Repeat the listing word for word. No pictures belong in the copy.
— BEGIN Input material —
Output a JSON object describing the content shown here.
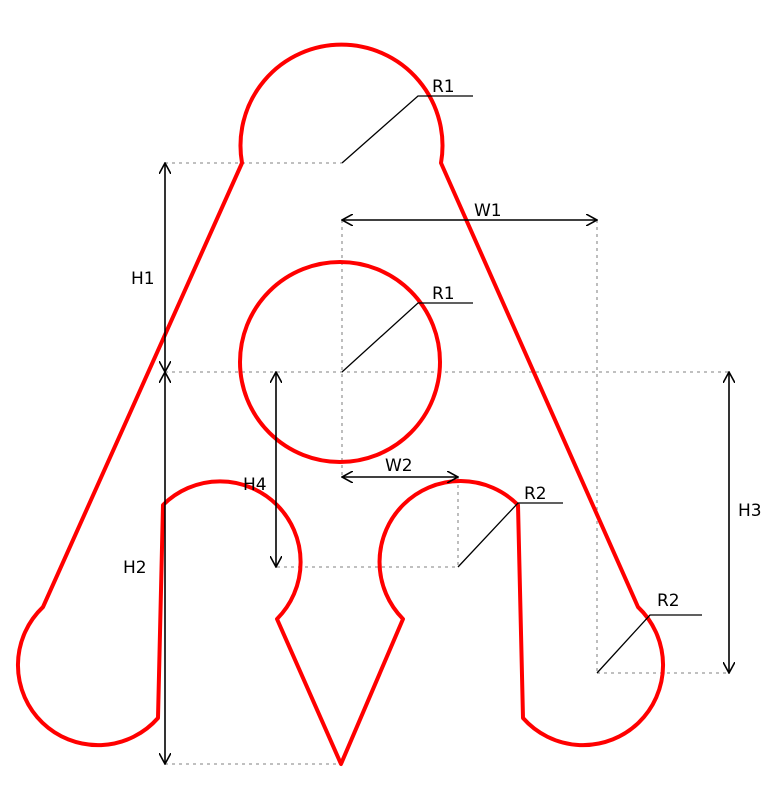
{
  "diagram": {
    "shape_color": "#ff0000",
    "line_color": "#000000",
    "guide_color": "#9a9a9a",
    "labels": {
      "r1_top": "R1",
      "r1_center": "R1",
      "r2_inner": "R2",
      "r2_outer": "R2",
      "w1": "W1",
      "w2": "W2",
      "h1": "H1",
      "h2": "H2",
      "h3": "H3",
      "h4": "H4"
    }
  }
}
— END Input material —
Output of the task -
Output a JSON object describing the content shown here.
{
  "diagram": {
    "shape_color": "#ff0000",
    "line_color": "#000000",
    "guide_color": "#9a9a9a",
    "labels": {
      "r1_top": "R1",
      "r1_center": "R1",
      "r2_inner": "R2",
      "r2_outer": "R2",
      "w1": "W1",
      "w2": "W2",
      "h1": "H1",
      "h2": "H2",
      "h3": "H3",
      "h4": "H4"
    }
  }
}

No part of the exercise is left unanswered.